Direction:
Collect from the data below each line with "were".

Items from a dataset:
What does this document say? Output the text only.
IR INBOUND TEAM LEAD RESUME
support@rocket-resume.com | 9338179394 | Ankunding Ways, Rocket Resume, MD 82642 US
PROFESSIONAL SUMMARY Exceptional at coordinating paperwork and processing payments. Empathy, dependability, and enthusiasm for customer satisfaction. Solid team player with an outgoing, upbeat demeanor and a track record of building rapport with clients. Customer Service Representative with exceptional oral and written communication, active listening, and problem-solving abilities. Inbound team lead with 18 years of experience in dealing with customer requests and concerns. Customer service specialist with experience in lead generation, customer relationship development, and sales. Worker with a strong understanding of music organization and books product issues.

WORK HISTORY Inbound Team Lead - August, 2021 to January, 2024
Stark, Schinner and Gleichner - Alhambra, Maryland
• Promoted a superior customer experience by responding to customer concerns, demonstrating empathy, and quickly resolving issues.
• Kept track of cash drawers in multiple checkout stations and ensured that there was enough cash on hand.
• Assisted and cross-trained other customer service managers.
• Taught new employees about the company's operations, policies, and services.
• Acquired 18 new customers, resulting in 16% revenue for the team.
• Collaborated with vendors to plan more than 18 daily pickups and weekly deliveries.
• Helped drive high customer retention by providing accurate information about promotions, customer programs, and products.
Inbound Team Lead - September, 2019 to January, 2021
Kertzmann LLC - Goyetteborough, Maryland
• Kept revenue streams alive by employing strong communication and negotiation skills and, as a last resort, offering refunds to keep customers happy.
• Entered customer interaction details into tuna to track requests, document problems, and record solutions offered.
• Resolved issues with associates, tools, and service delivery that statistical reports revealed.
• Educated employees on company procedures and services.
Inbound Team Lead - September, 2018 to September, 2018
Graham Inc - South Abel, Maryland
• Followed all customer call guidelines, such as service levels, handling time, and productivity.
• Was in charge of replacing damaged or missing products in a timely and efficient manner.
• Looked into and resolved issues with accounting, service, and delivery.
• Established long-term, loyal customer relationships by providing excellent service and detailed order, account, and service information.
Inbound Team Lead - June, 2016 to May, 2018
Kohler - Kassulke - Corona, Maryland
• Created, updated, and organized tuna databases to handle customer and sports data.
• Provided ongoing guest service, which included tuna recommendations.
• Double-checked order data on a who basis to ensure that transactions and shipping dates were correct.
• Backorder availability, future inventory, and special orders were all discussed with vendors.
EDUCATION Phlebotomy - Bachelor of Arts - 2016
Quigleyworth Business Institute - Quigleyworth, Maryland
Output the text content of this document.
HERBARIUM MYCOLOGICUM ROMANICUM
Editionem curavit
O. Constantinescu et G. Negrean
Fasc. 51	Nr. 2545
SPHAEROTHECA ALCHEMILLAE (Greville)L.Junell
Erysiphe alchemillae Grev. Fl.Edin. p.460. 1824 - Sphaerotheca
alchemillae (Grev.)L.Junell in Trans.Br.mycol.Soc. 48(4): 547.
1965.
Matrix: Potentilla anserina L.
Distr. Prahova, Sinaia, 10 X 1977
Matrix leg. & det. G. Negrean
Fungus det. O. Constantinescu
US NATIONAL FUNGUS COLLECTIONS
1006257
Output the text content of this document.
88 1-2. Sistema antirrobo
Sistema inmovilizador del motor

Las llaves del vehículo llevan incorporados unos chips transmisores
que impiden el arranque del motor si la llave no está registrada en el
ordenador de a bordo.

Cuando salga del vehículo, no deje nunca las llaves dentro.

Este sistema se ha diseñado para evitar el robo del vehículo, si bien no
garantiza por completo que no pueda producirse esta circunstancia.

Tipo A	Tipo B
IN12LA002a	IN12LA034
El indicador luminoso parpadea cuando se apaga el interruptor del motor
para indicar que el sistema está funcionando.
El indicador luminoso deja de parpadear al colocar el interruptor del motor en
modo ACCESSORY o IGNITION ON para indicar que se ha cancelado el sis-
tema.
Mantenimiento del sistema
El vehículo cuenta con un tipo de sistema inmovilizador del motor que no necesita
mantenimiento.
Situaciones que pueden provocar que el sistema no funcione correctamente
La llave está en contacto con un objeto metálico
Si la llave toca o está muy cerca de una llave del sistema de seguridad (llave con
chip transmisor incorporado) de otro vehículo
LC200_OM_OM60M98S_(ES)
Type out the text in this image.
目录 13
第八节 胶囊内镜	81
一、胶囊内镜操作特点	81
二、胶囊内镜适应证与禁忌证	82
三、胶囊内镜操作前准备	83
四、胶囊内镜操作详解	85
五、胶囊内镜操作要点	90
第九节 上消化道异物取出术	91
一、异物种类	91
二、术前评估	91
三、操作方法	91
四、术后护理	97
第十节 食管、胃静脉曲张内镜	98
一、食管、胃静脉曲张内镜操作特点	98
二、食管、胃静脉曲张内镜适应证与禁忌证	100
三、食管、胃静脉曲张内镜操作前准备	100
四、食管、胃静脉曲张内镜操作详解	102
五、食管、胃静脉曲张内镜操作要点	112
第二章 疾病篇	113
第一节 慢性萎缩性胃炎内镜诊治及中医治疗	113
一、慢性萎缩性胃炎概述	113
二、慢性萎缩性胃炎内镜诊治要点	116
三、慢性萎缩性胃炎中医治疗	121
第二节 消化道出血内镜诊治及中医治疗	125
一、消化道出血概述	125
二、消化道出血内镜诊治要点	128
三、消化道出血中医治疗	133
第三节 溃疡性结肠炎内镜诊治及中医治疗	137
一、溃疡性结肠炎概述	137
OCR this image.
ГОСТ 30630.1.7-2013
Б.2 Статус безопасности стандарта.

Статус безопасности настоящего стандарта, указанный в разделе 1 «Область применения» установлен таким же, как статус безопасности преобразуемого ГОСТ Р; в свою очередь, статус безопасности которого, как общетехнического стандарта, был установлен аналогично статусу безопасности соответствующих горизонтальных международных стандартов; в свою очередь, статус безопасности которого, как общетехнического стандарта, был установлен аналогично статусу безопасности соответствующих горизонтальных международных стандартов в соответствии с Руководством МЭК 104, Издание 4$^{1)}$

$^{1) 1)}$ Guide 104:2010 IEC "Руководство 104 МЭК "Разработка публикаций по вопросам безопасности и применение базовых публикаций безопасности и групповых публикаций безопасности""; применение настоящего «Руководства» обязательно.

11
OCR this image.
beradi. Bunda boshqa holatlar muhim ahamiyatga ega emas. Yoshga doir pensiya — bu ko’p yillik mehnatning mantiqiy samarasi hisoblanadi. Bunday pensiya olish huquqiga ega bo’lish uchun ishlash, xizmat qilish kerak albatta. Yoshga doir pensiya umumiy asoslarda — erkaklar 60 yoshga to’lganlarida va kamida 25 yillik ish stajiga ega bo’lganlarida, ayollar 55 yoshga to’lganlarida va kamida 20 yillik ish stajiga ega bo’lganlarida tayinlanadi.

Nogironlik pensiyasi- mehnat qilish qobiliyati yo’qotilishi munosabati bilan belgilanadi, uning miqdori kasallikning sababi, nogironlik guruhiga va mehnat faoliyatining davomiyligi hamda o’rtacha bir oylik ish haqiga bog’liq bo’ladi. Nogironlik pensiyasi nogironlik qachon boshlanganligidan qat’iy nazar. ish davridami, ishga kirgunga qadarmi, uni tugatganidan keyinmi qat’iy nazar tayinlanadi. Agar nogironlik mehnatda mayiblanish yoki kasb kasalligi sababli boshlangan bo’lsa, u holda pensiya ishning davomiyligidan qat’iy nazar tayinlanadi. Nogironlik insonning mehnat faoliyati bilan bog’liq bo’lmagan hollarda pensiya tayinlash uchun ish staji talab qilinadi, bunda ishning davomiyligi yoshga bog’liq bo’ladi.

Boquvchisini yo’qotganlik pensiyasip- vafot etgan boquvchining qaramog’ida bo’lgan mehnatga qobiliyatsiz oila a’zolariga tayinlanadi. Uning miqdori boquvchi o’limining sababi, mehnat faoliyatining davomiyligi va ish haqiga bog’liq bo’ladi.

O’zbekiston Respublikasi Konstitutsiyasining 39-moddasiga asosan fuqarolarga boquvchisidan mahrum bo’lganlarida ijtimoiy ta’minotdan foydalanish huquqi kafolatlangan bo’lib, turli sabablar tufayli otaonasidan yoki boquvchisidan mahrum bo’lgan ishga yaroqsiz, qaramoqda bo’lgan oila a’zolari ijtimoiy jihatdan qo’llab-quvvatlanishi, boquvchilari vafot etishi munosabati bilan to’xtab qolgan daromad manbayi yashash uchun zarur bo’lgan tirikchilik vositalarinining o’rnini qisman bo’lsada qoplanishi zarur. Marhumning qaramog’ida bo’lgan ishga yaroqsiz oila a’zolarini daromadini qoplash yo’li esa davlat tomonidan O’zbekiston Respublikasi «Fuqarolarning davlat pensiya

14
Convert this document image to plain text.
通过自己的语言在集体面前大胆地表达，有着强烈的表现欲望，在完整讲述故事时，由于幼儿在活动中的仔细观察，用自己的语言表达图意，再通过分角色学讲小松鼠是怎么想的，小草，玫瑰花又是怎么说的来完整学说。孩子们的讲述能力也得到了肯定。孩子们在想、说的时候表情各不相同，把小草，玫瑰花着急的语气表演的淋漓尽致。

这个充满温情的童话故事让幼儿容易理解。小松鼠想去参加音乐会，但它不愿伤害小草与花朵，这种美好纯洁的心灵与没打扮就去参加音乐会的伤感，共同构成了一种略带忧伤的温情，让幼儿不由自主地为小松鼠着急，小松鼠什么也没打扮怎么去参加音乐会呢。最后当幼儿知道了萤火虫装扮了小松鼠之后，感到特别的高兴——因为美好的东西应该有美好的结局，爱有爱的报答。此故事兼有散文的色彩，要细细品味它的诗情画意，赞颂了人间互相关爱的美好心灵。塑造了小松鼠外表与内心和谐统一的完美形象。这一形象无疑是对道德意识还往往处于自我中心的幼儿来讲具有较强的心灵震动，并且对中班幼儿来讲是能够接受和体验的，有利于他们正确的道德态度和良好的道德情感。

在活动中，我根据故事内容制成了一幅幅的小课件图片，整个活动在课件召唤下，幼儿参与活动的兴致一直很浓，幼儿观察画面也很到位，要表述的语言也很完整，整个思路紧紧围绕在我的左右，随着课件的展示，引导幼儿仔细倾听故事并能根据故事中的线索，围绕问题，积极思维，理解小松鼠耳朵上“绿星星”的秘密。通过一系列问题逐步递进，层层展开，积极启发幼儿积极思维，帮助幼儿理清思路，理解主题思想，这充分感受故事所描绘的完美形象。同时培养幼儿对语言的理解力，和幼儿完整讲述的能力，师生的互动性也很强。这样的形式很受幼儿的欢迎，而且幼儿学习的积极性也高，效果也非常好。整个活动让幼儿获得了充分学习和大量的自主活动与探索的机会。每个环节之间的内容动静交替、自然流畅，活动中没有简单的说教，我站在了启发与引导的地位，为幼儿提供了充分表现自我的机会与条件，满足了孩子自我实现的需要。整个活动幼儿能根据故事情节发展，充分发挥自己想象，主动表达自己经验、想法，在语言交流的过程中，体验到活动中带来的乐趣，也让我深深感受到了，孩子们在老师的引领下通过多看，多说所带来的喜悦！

Task output:
• Double-checked order data on a who basis to ensure that transactions and shipping dates were correct.
• Backorder availability, future inventory, and special orders were all discussed with vendors.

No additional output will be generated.